-- Start of Input material --

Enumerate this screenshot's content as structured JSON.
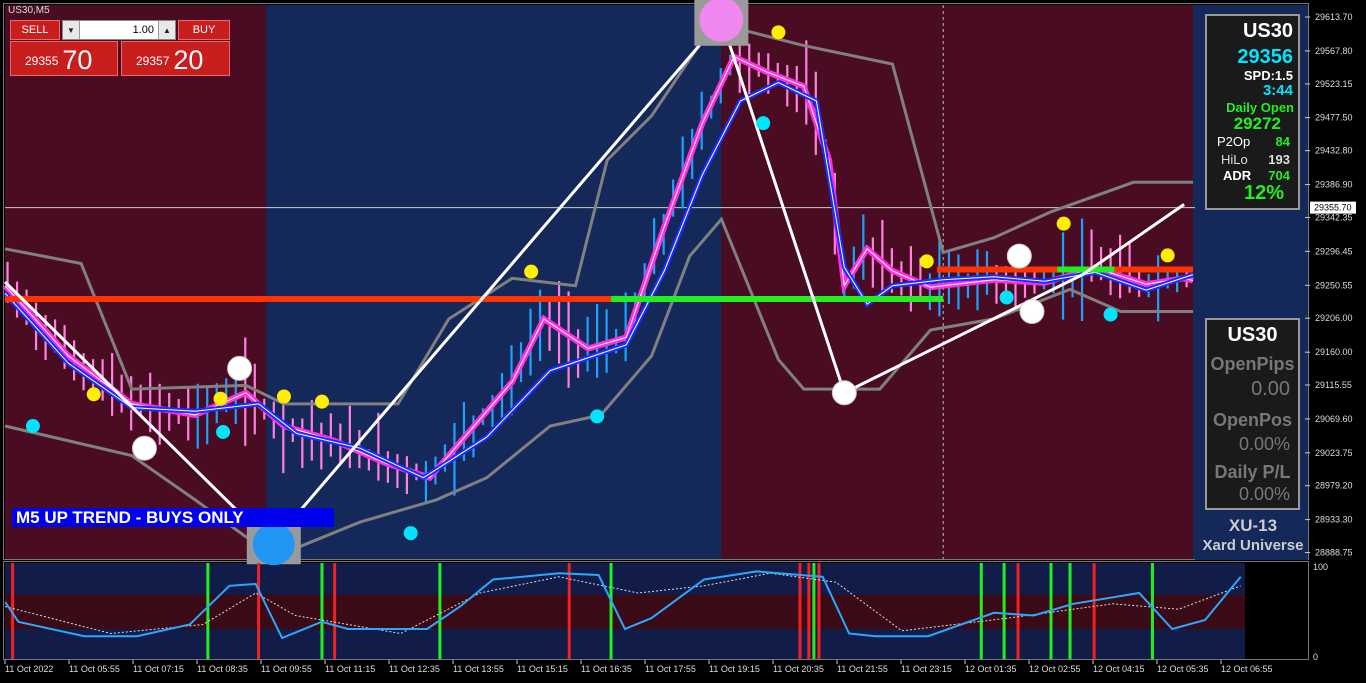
{
  "window": {
    "symbol_label": "US30,M5"
  },
  "trade_panel": {
    "sell_label": "SELL",
    "buy_label": "BUY",
    "lot_value": "1.00",
    "bid_small": "29355",
    "bid_big": "70",
    "ask_small": "29357",
    "ask_big": "20"
  },
  "info_box": {
    "symbol": "US30",
    "price": "29356",
    "spread": "SPD:1.5",
    "timer": "3:44",
    "daily_open_label": "Daily Open",
    "daily_open": "29272",
    "p2op_label": "P2Op",
    "p2op": "84",
    "hilo_label": "HiLo",
    "hilo": "193",
    "adr_label": "ADR",
    "adr": "704",
    "adr_pct": "12%"
  },
  "stats_box": {
    "symbol": "US30",
    "open_pips_label": "OpenPips",
    "open_pips": "0.00",
    "open_pos_label": "OpenPos",
    "open_pos": "0.00%",
    "daily_pl_label": "Daily P/L",
    "daily_pl": "0.00%"
  },
  "branding": {
    "title": "XU-13",
    "subtitle": "Xard Universe"
  },
  "trend_label": "M5 UP TREND - BUYS ONLY",
  "colors": {
    "maroon_zone": "#4a0c22",
    "blue_zone": "#14295a",
    "zigzag": "#ffffff",
    "ma_fast": "#ff2fe0",
    "ma_slow": "#1a2cff",
    "channel": "#808080",
    "candle_up": "#1fa0ff",
    "candle_down": "#ff80e0",
    "dot_high": "#ffee00",
    "dot_low": "#00e5ff",
    "daily_open_line": "#ff3300",
    "daily_open_line_alt": "#22ee22",
    "oscillator": "#2aa8ff"
  },
  "chart_data": [
    {
      "type": "candlestick",
      "title": "US30,M5",
      "y_ticks": [
        "29613.70",
        "29567.80",
        "29523.15",
        "29477.50",
        "29432.80",
        "29386.90",
        "29342.35",
        "29296.45",
        "29250.55",
        "29206.00",
        "29160.00",
        "29115.55",
        "29069.60",
        "29023.75",
        "28979.20",
        "28933.30",
        "28888.75"
      ],
      "current_price_label": "29355.70",
      "x_ticks": [
        "11 Oct 2022",
        "11 Oct 05:55",
        "11 Oct 07:15",
        "11 Oct 08:35",
        "11 Oct 09:55",
        "11 Oct 11:15",
        "11 Oct 12:35",
        "11 Oct 13:55",
        "11 Oct 15:15",
        "11 Oct 16:35",
        "11 Oct 17:55",
        "11 Oct 19:15",
        "11 Oct 20:35",
        "11 Oct 21:55",
        "11 Oct 23:15",
        "12 Oct 01:35",
        "12 Oct 02:55",
        "12 Oct 04:15",
        "12 Oct 05:35",
        "12 Oct 06:55"
      ],
      "ylim": [
        28880,
        29630
      ],
      "current_price": 29355.7,
      "daily_open": 29272,
      "zones": [
        {
          "from": 0,
          "to": 2.06,
          "trend": "down"
        },
        {
          "from": 2.06,
          "to": 5.65,
          "trend": "up"
        },
        {
          "from": 5.65,
          "to": 9.37,
          "trend": "down"
        },
        {
          "from": 9.37,
          "to": 9.75,
          "trend": "up"
        }
      ],
      "zigzag": [
        [
          0,
          29255
        ],
        [
          2.1,
          28900
        ],
        [
          5.65,
          29610
        ],
        [
          6.62,
          29105
        ],
        [
          8.5,
          29265
        ],
        [
          9.3,
          29360
        ]
      ],
      "swing_high_markers": [
        [
          1.85,
          29138
        ],
        [
          8.0,
          29290
        ],
        [
          5.65,
          29610
        ]
      ],
      "swing_low_markers": [
        [
          1.1,
          29030
        ],
        [
          2.12,
          28900
        ],
        [
          6.62,
          29105
        ],
        [
          8.1,
          29215
        ]
      ],
      "high_dots": [
        [
          0.7,
          29103
        ],
        [
          1.7,
          29097
        ],
        [
          2.2,
          29100
        ],
        [
          2.5,
          29093
        ],
        [
          4.15,
          29269
        ],
        [
          6.1,
          29593
        ],
        [
          7.27,
          29283
        ],
        [
          8.35,
          29334
        ],
        [
          9.17,
          29291
        ]
      ],
      "low_dots": [
        [
          0.22,
          29060
        ],
        [
          1.72,
          29052
        ],
        [
          3.2,
          28915
        ],
        [
          4.67,
          29073
        ],
        [
          5.98,
          29470
        ],
        [
          7.9,
          29234
        ],
        [
          8.72,
          29211
        ]
      ],
      "ma_fast": [
        [
          0,
          29250
        ],
        [
          0.5,
          29155
        ],
        [
          1.0,
          29090
        ],
        [
          1.5,
          29075
        ],
        [
          1.9,
          29105
        ],
        [
          2.2,
          29060
        ],
        [
          2.6,
          29040
        ],
        [
          3.0,
          29010
        ],
        [
          3.35,
          28990
        ],
        [
          3.7,
          29060
        ],
        [
          4.0,
          29120
        ],
        [
          4.25,
          29205
        ],
        [
          4.6,
          29165
        ],
        [
          4.9,
          29180
        ],
        [
          5.2,
          29330
        ],
        [
          5.5,
          29470
        ],
        [
          5.75,
          29560
        ],
        [
          6.0,
          29540
        ],
        [
          6.3,
          29520
        ],
        [
          6.5,
          29420
        ],
        [
          6.62,
          29250
        ],
        [
          6.8,
          29300
        ],
        [
          7.0,
          29270
        ],
        [
          7.3,
          29248
        ],
        [
          7.8,
          29258
        ],
        [
          8.2,
          29254
        ],
        [
          8.6,
          29274
        ],
        [
          9.0,
          29252
        ],
        [
          9.3,
          29260
        ],
        [
          9.37,
          29257
        ]
      ],
      "ma_slow": [
        [
          0,
          29240
        ],
        [
          0.5,
          29145
        ],
        [
          1.0,
          29085
        ],
        [
          1.5,
          29080
        ],
        [
          2.0,
          29090
        ],
        [
          2.3,
          29050
        ],
        [
          2.8,
          29030
        ],
        [
          3.3,
          28990
        ],
        [
          3.8,
          29045
        ],
        [
          4.3,
          29135
        ],
        [
          4.9,
          29170
        ],
        [
          5.2,
          29270
        ],
        [
          5.5,
          29400
        ],
        [
          5.8,
          29500
        ],
        [
          6.1,
          29525
        ],
        [
          6.4,
          29500
        ],
        [
          6.62,
          29275
        ],
        [
          6.8,
          29225
        ],
        [
          7.0,
          29250
        ],
        [
          7.4,
          29258
        ],
        [
          7.8,
          29262
        ],
        [
          8.2,
          29256
        ],
        [
          8.6,
          29268
        ],
        [
          9.0,
          29244
        ],
        [
          9.37,
          29265
        ]
      ],
      "channel_upper": [
        [
          0,
          29300
        ],
        [
          0.6,
          29280
        ],
        [
          1.0,
          29110
        ],
        [
          1.9,
          29115
        ],
        [
          2.2,
          29090
        ],
        [
          3.1,
          29090
        ],
        [
          3.5,
          29205
        ],
        [
          4.0,
          29260
        ],
        [
          4.5,
          29250
        ],
        [
          4.75,
          29420
        ],
        [
          5.1,
          29480
        ],
        [
          5.55,
          29595
        ],
        [
          5.62,
          29605
        ],
        [
          6.3,
          29575
        ],
        [
          7.0,
          29550
        ],
        [
          7.4,
          29295
        ],
        [
          7.8,
          29315
        ],
        [
          8.25,
          29350
        ],
        [
          8.9,
          29390
        ],
        [
          9.37,
          29390
        ]
      ],
      "channel_lower": [
        [
          0,
          29060
        ],
        [
          1.0,
          29020
        ],
        [
          1.5,
          28960
        ],
        [
          1.9,
          28910
        ],
        [
          2.3,
          28895
        ],
        [
          2.8,
          28930
        ],
        [
          3.4,
          28960
        ],
        [
          3.8,
          28990
        ],
        [
          4.3,
          29060
        ],
        [
          4.7,
          29075
        ],
        [
          5.1,
          29155
        ],
        [
          5.4,
          29290
        ],
        [
          5.65,
          29340
        ],
        [
          6.1,
          29150
        ],
        [
          6.3,
          29110
        ],
        [
          6.9,
          29110
        ],
        [
          7.3,
          29190
        ],
        [
          7.8,
          29205
        ],
        [
          8.4,
          29245
        ],
        [
          8.8,
          29215
        ],
        [
          9.37,
          29215
        ]
      ]
    },
    {
      "type": "line",
      "title": "",
      "y_ticks": [
        "100",
        "0"
      ],
      "ylim": [
        0,
        100
      ],
      "series": [
        {
          "name": "",
          "values": [
            [
              0,
              60
            ],
            [
              0.1,
              38
            ],
            [
              0.6,
              22
            ],
            [
              1.0,
              22
            ],
            [
              1.4,
              35
            ],
            [
              1.7,
              78
            ],
            [
              1.9,
              80
            ],
            [
              2.1,
              20
            ],
            [
              2.4,
              38
            ],
            [
              2.6,
              30
            ],
            [
              3.2,
              30
            ],
            [
              3.45,
              55
            ],
            [
              3.7,
              85
            ],
            [
              4.2,
              92
            ],
            [
              4.5,
              90
            ],
            [
              4.7,
              30
            ],
            [
              4.9,
              42
            ],
            [
              5.3,
              85
            ],
            [
              5.7,
              94
            ],
            [
              6.2,
              88
            ],
            [
              6.4,
              25
            ],
            [
              6.6,
              22
            ],
            [
              7.0,
              22
            ],
            [
              7.5,
              48
            ],
            [
              7.8,
              45
            ],
            [
              8.1,
              58
            ],
            [
              8.6,
              70
            ],
            [
              8.85,
              30
            ],
            [
              9.1,
              40
            ],
            [
              9.37,
              88
            ]
          ]
        },
        {
          "name": "",
          "values": [
            [
              0,
              55
            ],
            [
              0.8,
              25
            ],
            [
              1.5,
              35
            ],
            [
              1.9,
              70
            ],
            [
              2.2,
              45
            ],
            [
              3.0,
              25
            ],
            [
              3.6,
              70
            ],
            [
              4.2,
              88
            ],
            [
              4.8,
              70
            ],
            [
              5.3,
              78
            ],
            [
              5.8,
              92
            ],
            [
              6.3,
              82
            ],
            [
              6.8,
              28
            ],
            [
              7.6,
              42
            ],
            [
              8.4,
              58
            ],
            [
              8.9,
              52
            ],
            [
              9.37,
              78
            ]
          ]
        }
      ],
      "signals_green": [
        1.6,
        2.5,
        3.43,
        4.78,
        6.38,
        7.7,
        7.88,
        8.25,
        8.4,
        9.05
      ],
      "signals_red": [
        0.06,
        2.0,
        2.6,
        4.45,
        6.27,
        6.34,
        6.42,
        7.99,
        8.59
      ]
    }
  ]
}
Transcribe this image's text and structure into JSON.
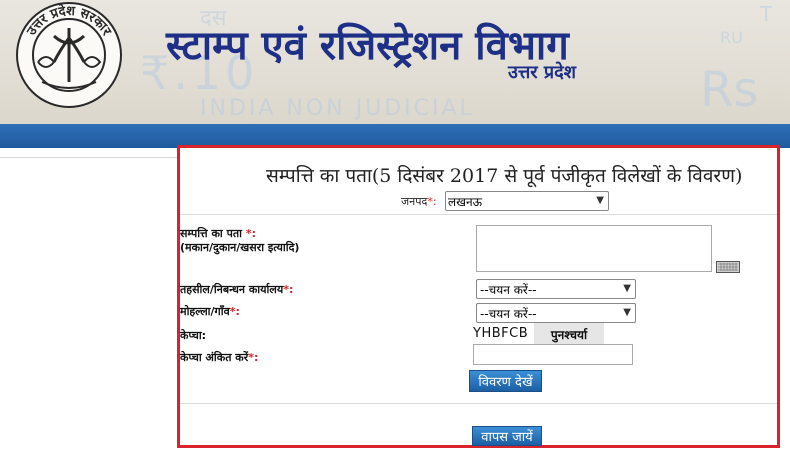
{
  "header": {
    "seal": {
      "label": "उत्तर प्रदेश सरकार"
    },
    "title": "स्टाम्प एवं रजिस्ट्रेशन विभाग",
    "subtitle": "उत्तर प्रदेश",
    "watermark": {
      "line1": "दस",
      "amount": "₹.10",
      "footer": "INDIA NON JUDICIAL",
      "right_big": "Rs",
      "right_mid": "RU",
      "right_top": "T"
    }
  },
  "form": {
    "title": "सम्पत्ति का पता(5 दिसंबर 2017 से पूर्व पंजीकृत विलेखों के विवरण)",
    "district": {
      "label": "जनपद",
      "required_mark": "*:",
      "value": "लखनऊ"
    },
    "address": {
      "label": "सम्पत्ति का पता",
      "required_mark": "*:",
      "hint": "(मकान/दुकान/खसरा इत्यादि)",
      "value": ""
    },
    "tehsil": {
      "label": "तहसील/निबन्धन कार्यालय",
      "required_mark": "*:",
      "value": "--चयन करें--"
    },
    "mohalla": {
      "label": "मोहल्ला/गाँव",
      "required_mark": "*:",
      "value": "--चयन करें--"
    },
    "captcha": {
      "label": "केप्चा:",
      "code": "YHBFCB",
      "refresh_label": "पुनश्चर्या"
    },
    "captcha_entry": {
      "label": "केप्चा अंकित करें",
      "required_mark": "*:",
      "value": ""
    },
    "view_button": "विवरण देखें",
    "back_button": "वापस जायें"
  },
  "icons": {
    "keyboard": "keyboard-icon",
    "select_arrow": "chevron-down-icon",
    "seal": "emblem-icon"
  },
  "colors": {
    "title_blue": "#1d2f86",
    "nav_blue": "#1f5a9e",
    "border_red": "#d8232a",
    "button_blue": "#1d5fa3"
  }
}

-- End of Input material --

» **To be done**: Using the listing above, pick out each line that contains the word "this", then copy it.

» **Result**:
Enumerate this screenshot's content as structured JSON.
Transcribe this image's text and structure into JSON.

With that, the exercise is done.